# Supplied records
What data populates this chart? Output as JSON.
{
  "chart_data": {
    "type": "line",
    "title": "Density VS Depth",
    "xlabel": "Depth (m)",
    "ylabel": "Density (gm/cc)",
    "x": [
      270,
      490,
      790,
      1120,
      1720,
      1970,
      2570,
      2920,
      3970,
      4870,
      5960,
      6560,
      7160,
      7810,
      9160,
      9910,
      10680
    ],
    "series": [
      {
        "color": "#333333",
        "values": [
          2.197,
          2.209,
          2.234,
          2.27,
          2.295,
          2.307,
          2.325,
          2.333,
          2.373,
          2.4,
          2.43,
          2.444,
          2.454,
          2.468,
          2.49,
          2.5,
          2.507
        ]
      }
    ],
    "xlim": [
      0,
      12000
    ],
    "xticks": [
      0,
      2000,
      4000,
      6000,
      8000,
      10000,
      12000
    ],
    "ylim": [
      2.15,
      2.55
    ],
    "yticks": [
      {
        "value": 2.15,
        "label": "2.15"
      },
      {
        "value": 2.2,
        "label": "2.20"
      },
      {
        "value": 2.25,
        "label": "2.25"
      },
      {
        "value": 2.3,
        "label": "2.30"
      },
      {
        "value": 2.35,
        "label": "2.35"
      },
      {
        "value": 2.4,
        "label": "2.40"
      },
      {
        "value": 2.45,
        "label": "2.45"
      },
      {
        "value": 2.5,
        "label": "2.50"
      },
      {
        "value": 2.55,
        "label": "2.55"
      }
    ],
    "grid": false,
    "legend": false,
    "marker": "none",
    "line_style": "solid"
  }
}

# Your goal
Each line of the material above needs to be quoted exactly, please.

# Full answer
What data populates this chart? Output as JSON.
{
  "chart_data": {
    "type": "line",
    "title": "Density VS Depth",
    "xlabel": "Depth (m)",
    "ylabel": "Density (gm/cc)",
    "x": [
      270,
      490,
      790,
      1120,
      1720,
      1970,
      2570,
      2920,
      3970,
      4870,
      5960,
      6560,
      7160,
      7810,
      9160,
      9910,
      10680
    ],
    "series": [
      {
        "color": "#333333",
        "values": [
          2.197,
          2.209,
          2.234,
          2.27,
          2.295,
          2.307,
          2.325,
          2.333,
          2.373,
          2.4,
          2.43,
          2.444,
          2.454,
          2.468,
          2.49,
          2.5,
          2.507
        ]
      }
    ],
    "xlim": [
      0,
      12000
    ],
    "xticks": [
      0,
      2000,
      4000,
      6000,
      8000,
      10000,
      12000
    ],
    "ylim": [
      2.15,
      2.55
    ],
    "yticks": [
      {
        "value": 2.15,
        "label": "2.15"
      },
      {
        "value": 2.2,
        "label": "2.20"
      },
      {
        "value": 2.25,
        "label": "2.25"
      },
      {
        "value": 2.3,
        "label": "2.30"
      },
      {
        "value": 2.35,
        "label": "2.35"
      },
      {
        "value": 2.4,
        "label": "2.40"
      },
      {
        "value": 2.45,
        "label": "2.45"
      },
      {
        "value": 2.5,
        "label": "2.50"
      },
      {
        "value": 2.55,
        "label": "2.55"
      }
    ],
    "grid": false,
    "legend": false,
    "marker": "none",
    "line_style": "solid"
  }
}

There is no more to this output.